▸ **INSTRUCTION**
Reproduce the entries exactly.
[start of PROVIDED ENTRIES]
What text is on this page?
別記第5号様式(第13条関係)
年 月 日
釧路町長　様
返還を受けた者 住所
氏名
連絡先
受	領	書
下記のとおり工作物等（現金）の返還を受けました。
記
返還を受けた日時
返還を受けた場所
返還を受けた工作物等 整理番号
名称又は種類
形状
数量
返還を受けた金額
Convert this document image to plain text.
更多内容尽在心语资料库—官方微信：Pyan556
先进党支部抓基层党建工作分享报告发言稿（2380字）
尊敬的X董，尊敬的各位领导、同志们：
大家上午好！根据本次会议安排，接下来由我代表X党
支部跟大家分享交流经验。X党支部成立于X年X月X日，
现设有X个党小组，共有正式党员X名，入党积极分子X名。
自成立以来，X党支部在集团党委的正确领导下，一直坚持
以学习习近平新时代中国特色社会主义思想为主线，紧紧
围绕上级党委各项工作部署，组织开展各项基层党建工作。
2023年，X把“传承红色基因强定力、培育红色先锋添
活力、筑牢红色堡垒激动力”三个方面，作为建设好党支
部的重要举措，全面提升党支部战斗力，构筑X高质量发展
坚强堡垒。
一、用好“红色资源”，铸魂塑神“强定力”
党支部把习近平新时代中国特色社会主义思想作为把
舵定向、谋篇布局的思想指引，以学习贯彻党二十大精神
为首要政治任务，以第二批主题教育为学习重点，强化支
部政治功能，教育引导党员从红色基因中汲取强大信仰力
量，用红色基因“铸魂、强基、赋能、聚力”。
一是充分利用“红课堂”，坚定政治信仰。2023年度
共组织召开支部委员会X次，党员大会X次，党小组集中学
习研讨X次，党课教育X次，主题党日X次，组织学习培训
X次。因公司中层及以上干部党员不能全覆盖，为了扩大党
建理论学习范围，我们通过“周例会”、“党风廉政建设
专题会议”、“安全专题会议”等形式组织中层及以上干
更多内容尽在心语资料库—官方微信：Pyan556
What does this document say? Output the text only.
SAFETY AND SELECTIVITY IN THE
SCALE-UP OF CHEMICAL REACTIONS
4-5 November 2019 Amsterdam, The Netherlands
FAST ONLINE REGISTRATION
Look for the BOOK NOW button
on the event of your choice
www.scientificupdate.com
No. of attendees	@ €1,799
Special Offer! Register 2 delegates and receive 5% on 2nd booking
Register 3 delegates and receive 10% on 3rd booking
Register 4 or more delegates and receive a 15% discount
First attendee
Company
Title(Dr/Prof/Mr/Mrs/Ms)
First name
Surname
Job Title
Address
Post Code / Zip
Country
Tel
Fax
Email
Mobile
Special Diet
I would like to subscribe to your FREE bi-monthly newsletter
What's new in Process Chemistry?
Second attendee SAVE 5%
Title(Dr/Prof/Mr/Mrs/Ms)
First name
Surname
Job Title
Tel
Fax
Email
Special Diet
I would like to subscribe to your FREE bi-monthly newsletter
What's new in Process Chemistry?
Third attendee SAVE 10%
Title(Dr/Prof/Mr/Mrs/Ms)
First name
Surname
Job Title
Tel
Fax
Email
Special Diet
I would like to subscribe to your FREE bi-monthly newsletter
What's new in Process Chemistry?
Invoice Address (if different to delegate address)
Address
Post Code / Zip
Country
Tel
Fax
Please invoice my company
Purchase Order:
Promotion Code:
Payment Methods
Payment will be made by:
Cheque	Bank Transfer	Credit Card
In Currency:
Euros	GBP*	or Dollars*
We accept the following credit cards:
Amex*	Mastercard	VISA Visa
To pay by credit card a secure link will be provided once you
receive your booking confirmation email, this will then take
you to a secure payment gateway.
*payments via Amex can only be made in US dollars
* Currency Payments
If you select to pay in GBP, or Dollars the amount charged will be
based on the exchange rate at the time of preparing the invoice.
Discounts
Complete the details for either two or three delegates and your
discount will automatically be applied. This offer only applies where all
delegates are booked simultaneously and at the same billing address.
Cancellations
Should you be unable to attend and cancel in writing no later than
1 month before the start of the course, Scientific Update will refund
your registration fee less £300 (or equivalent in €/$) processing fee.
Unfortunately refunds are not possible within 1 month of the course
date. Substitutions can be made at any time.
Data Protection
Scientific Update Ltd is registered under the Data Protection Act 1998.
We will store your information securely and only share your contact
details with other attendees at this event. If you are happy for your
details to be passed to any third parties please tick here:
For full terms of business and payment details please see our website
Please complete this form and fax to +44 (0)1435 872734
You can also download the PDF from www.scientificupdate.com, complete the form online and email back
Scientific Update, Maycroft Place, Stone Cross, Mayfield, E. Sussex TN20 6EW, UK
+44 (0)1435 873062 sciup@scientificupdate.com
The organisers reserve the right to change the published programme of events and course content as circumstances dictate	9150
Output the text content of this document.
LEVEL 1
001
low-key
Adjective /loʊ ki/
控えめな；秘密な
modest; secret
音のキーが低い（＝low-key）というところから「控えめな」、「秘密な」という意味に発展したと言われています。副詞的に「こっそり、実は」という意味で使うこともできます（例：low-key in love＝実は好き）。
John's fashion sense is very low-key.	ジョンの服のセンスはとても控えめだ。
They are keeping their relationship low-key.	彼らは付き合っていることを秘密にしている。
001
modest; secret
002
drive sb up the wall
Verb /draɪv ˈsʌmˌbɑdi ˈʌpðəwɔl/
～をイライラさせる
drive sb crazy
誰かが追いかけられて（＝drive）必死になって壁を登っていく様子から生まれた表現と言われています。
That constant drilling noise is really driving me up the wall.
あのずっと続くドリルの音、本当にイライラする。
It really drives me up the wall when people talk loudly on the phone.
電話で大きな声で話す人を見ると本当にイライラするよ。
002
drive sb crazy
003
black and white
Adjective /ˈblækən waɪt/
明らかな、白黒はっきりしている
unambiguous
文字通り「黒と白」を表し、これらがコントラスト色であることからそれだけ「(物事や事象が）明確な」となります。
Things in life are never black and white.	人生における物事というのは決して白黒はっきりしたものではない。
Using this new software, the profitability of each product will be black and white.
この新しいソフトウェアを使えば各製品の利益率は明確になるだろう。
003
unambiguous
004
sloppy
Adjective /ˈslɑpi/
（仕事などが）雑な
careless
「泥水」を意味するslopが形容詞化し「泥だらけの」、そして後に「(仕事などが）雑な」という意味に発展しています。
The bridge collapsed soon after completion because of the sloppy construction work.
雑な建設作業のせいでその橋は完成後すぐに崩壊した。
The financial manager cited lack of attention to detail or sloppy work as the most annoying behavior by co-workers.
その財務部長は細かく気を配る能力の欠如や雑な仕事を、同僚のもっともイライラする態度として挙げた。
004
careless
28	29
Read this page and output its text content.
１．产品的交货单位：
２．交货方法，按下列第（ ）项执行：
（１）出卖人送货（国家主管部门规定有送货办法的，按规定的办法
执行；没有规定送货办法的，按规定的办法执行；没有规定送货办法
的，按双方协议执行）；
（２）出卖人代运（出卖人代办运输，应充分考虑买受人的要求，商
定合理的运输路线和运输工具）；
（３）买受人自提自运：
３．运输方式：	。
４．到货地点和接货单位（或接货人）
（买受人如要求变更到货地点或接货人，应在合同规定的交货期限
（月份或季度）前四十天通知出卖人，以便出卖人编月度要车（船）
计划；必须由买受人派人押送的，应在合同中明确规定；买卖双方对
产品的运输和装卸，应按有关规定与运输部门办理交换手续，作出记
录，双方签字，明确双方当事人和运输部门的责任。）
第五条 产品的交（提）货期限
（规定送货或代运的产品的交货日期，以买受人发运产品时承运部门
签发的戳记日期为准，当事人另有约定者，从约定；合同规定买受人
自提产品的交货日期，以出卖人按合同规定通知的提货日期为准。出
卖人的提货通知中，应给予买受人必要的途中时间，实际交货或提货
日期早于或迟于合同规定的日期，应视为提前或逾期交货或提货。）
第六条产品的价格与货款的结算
[end of PROVIDED ENTRIES]
▸ **RESULT BELOW**
What text is on this page?
別記第5号様式(第13条関係)
年 月 日
釧路町長　様
返還を受けた者 住所
氏名
連絡先
受	領	書
下記のとおり工作物等（現金）の返還を受けました。
記
返還を受けた日時
返還を受けた場所
返還を受けた工作物等 整理番号
名称又は種類
形状
数量
返還を受けた金額
Convert this document image to plain text.
更多内容尽在心语资料库—官方微信：Pyan556
先进党支部抓基层党建工作分享报告发言稿（2380字）
尊敬的X董，尊敬的各位领导、同志们：
大家上午好！根据本次会议安排，接下来由我代表X党
支部跟大家分享交流经验。X党支部成立于X年X月X日，
现设有X个党小组，共有正式党员X名，入党积极分子X名。
自成立以来，X党支部在集团党委的正确领导下，一直坚持
以学习习近平新时代中国特色社会主义思想为主线，紧紧
围绕上级党委各项工作部署，组织开展各项基层党建工作。
2023年，X把“传承红色基因强定力、培育红色先锋添
活力、筑牢红色堡垒激动力”三个方面，作为建设好党支
部的重要举措，全面提升党支部战斗力，构筑X高质量发展
坚强堡垒。
一、用好“红色资源”，铸魂塑神“强定力”
党支部把习近平新时代中国特色社会主义思想作为把
舵定向、谋篇布局的思想指引，以学习贯彻党二十大精神
为首要政治任务，以第二批主题教育为学习重点，强化支
部政治功能，教育引导党员从红色基因中汲取强大信仰力
量，用红色基因“铸魂、强基、赋能、聚力”。
一是充分利用“红课堂”，坚定政治信仰。2023年度
共组织召开支部委员会X次，党员大会X次，党小组集中学
习研讨X次，党课教育X次，主题党日X次，组织学习培训
X次。因公司中层及以上干部党员不能全覆盖，为了扩大党
建理论学习范围，我们通过“周例会”、“党风廉政建设
专题会议”、“安全专题会议”等形式组织中层及以上干
更多内容尽在心语资料库—官方微信：Pyan556
What does this document say? Output the text only.
SAFETY AND SELECTIVITY IN THE
SCALE-UP OF CHEMICAL REACTIONS
4-5 November 2019 Amsterdam, The Netherlands
FAST ONLINE REGISTRATION
Look for the BOOK NOW button
on the event of your choice
www.scientificupdate.com
No. of attendees	@ €1,799
Special Offer! Register 2 delegates and receive 5% on 2nd booking
Register 3 delegates and receive 10% on 3rd booking
Register 4 or more delegates and receive a 15% discount
First attendee
Company
Title(Dr/Prof/Mr/Mrs/Ms)
First name
Surname
Job Title
Address
Post Code / Zip
Country
Tel
Fax
Email
Mobile
Special Diet
I would like to subscribe to your FREE bi-monthly newsletter
What's new in Process Chemistry?
Second attendee SAVE 5%
Title(Dr/Prof/Mr/Mrs/Ms)
First name
Surname
Job Title
Tel
Fax
Email
Special Diet
I would like to subscribe to your FREE bi-monthly newsletter
What's new in Process Chemistry?
Third attendee SAVE 10%
Title(Dr/Prof/Mr/Mrs/Ms)
First name
Surname
Job Title
Tel
Fax
Email
Special Diet
I would like to subscribe to your FREE bi-monthly newsletter
What's new in Process Chemistry?
Invoice Address (if different to delegate address)
Address
Post Code / Zip
Country
Tel
Fax
Please invoice my company
Purchase Order:
Promotion Code:
Payment Methods
Payment will be made by:
Cheque	Bank Transfer	Credit Card
In Currency:
Euros	GBP*	or Dollars*
We accept the following credit cards:
Amex*	Mastercard	VISA Visa
To pay by credit card a secure link will be provided once you
receive your booking confirmation email, this will then take
you to a secure payment gateway.
*payments via Amex can only be made in US dollars
* Currency Payments
If you select to pay in GBP, or Dollars the amount charged will be
based on the exchange rate at the time of preparing the invoice.
Discounts
Complete the details for either two or three delegates and your
discount will automatically be applied. This offer only applies where all
delegates are booked simultaneously and at the same billing address.
Cancellations
Should you be unable to attend and cancel in writing no later than
1 month before the start of the course, Scientific Update will refund
your registration fee less £300 (or equivalent in €/$) processing fee.
Unfortunately refunds are not possible within 1 month of the course
date. Substitutions can be made at any time.
Data Protection
Scientific Update Ltd is registered under the Data Protection Act 1998.
We will store your information securely and only share your contact
details with other attendees at this event. If you are happy for your
details to be passed to any third parties please tick here:
For full terms of business and payment details please see our website
Please complete this form and fax to +44 (0)1435 872734
You can also download the PDF from www.scientificupdate.com, complete the form online and email back
Scientific Update, Maycroft Place, Stone Cross, Mayfield, E. Sussex TN20 6EW, UK
+44 (0)1435 873062 sciup@scientificupdate.com
The organisers reserve the right to change the published programme of events and course content as circumstances dictate	9150
Output the text content of this document.
LEVEL 1
001
low-key
Adjective /loʊ ki/
控えめな；秘密な
modest; secret
音のキーが低い（＝low-key）というところから「控えめな」、「秘密な」という意味に発展したと言われています。副詞的に「こっそり、実は」という意味で使うこともできます（例：low-key in love＝実は好き）。
John's fashion sense is very low-key.	ジョンの服のセンスはとても控えめだ。
They are keeping their relationship low-key.	彼らは付き合っていることを秘密にしている。
001
modest; secret
002
drive sb up the wall
Verb /draɪv ˈsʌmˌbɑdi ˈʌpðəwɔl/
～をイライラさせる
drive sb crazy
誰かが追いかけられて（＝drive）必死になって壁を登っていく様子から生まれた表現と言われています。
That constant drilling noise is really driving me up the wall.
あのずっと続くドリルの音、本当にイライラする。
It really drives me up the wall when people talk loudly on the phone.
電話で大きな声で話す人を見ると本当にイライラするよ。
002
drive sb crazy
003
black and white
Adjective /ˈblækən waɪt/
明らかな、白黒はっきりしている
unambiguous
文字通り「黒と白」を表し、これらがコントラスト色であることからそれだけ「(物事や事象が）明確な」となります。
Things in life are never black and white.	人生における物事というのは決して白黒はっきりしたものではない。
Using this new software, the profitability of each product will be black and white.
この新しいソフトウェアを使えば各製品の利益率は明確になるだろう。
003
unambiguous
004
sloppy
Adjective /ˈslɑpi/
（仕事などが）雑な
careless
「泥水」を意味するslopが形容詞化し「泥だらけの」、そして後に「(仕事などが）雑な」という意味に発展しています。
The bridge collapsed soon after completion because of the sloppy construction work.
雑な建設作業のせいでその橋は完成後すぐに崩壊した。
The financial manager cited lack of attention to detail or sloppy work as the most annoying behavior by co-workers.
その財務部長は細かく気を配る能力の欠如や雑な仕事を、同僚のもっともイライラする態度として挙げた。
004
careless
28	29
Read this page and output its text content.
１．产品的交货单位：
２．交货方法，按下列第（ ）项执行：
（１）出卖人送货（国家主管部门规定有送货办法的，按规定的办法
执行；没有规定送货办法的，按规定的办法执行；没有规定送货办法
的，按双方协议执行）；
（２）出卖人代运（出卖人代办运输，应充分考虑买受人的要求，商
定合理的运输路线和运输工具）；
（３）买受人自提自运：
３．运输方式：	。
４．到货地点和接货单位（或接货人）
（买受人如要求变更到货地点或接货人，应在合同规定的交货期限
（月份或季度）前四十天通知出卖人，以便出卖人编月度要车（船）
计划；必须由买受人派人押送的，应在合同中明确规定；买卖双方对
产品的运输和装卸，应按有关规定与运输部门办理交换手续，作出记
录，双方签字，明确双方当事人和运输部门的责任。）
第五条 产品的交（提）货期限
（规定送货或代运的产品的交货日期，以买受人发运产品时承运部门
签发的戳记日期为准，当事人另有约定者，从约定；合同规定买受人
自提产品的交货日期，以出卖人按合同规定通知的提货日期为准。出
卖人的提货通知中，应给予买受人必要的途中时间，实际交货或提货
日期早于或迟于合同规定的日期，应视为提前或逾期交货或提货。）
第六条产品的价格与货款的结算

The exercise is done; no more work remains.